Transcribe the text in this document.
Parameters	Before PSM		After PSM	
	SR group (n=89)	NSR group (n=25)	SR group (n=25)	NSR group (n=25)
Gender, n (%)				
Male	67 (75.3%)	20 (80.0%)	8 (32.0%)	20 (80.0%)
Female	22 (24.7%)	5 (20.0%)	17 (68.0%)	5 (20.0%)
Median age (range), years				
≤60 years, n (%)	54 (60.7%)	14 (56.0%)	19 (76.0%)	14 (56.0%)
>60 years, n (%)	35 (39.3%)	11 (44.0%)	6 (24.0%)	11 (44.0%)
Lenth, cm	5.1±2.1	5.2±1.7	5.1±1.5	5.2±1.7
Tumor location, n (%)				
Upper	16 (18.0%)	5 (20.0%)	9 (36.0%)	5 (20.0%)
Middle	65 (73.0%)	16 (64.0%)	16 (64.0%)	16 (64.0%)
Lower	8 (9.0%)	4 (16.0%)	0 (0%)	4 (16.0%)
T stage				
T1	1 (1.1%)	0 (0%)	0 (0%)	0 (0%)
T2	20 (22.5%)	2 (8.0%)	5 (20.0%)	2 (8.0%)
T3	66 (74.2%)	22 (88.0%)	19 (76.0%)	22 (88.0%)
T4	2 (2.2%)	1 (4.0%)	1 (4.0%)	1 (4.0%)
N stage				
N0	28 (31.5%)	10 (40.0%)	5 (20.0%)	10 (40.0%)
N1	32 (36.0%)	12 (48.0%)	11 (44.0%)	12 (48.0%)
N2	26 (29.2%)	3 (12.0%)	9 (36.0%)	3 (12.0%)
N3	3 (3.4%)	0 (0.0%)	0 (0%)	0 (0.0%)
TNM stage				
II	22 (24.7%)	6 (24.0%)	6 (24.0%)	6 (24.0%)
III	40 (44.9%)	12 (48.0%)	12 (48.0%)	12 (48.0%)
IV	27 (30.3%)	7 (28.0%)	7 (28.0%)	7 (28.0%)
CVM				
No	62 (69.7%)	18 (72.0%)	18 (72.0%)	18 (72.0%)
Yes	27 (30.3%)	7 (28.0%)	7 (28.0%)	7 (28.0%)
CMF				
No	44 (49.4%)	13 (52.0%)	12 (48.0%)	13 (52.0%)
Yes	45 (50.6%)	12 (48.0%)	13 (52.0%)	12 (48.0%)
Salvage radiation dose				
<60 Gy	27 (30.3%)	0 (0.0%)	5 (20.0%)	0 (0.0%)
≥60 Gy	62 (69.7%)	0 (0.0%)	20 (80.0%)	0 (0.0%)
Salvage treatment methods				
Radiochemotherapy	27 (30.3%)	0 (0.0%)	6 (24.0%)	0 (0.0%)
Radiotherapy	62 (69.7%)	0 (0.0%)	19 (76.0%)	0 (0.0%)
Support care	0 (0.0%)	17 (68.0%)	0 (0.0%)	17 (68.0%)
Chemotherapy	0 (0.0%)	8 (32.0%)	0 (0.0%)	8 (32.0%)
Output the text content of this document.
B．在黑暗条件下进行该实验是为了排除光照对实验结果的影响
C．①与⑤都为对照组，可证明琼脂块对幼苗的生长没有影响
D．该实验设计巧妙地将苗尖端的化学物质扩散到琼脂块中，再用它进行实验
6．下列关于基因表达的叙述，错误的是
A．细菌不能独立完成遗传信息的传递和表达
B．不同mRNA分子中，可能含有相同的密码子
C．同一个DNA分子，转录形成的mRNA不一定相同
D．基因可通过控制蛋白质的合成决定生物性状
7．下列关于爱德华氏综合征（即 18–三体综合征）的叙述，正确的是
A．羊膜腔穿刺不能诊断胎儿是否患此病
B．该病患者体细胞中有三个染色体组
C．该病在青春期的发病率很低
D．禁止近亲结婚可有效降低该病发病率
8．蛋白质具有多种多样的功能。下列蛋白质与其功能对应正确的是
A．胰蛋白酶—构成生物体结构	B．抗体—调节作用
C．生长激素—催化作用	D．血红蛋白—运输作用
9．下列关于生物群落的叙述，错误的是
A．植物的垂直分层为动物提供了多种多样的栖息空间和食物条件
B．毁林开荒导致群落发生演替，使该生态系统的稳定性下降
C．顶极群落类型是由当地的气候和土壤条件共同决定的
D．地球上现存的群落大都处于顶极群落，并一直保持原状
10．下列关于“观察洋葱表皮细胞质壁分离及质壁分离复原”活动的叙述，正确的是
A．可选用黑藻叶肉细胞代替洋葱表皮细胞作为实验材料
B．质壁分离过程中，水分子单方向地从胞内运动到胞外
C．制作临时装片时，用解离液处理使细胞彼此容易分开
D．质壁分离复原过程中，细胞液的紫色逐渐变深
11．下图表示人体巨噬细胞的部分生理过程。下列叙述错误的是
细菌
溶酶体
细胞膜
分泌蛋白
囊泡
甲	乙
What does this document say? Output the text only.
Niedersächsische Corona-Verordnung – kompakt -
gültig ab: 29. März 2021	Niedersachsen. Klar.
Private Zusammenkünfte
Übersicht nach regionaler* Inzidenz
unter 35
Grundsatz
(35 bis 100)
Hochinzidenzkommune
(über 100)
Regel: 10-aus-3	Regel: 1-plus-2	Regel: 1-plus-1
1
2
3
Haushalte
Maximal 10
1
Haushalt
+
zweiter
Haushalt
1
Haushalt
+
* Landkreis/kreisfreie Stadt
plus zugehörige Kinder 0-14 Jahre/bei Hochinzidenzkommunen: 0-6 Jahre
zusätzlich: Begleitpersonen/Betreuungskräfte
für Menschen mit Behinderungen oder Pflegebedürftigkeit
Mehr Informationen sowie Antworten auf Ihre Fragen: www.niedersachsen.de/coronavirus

* * * * * * *

Action item: Lines from the one containing "What does this" through the last line of the data above are the only output wanted; restate them exactly.

Response box:
What does this document say? Output the text only.
Niedersächsische Corona-Verordnung – kompakt -
gültig ab: 29. März 2021	Niedersachsen. Klar.
Private Zusammenkünfte
Übersicht nach regionaler* Inzidenz
unter 35
Grundsatz
(35 bis 100)
Hochinzidenzkommune
(über 100)
Regel: 10-aus-3	Regel: 1-plus-2	Regel: 1-plus-1
1
2
3
Haushalte
Maximal 10
1
Haushalt
+
zweiter
Haushalt
1
Haushalt
+
* Landkreis/kreisfreie Stadt
plus zugehörige Kinder 0-14 Jahre/bei Hochinzidenzkommunen: 0-6 Jahre
zusätzlich: Begleitpersonen/Betreuungskräfte
für Menschen mit Behinderungen oder Pflegebedürftigkeit
Mehr Informationen sowie Antworten auf Ihre Fragen: www.niedersachsen.de/coronavirus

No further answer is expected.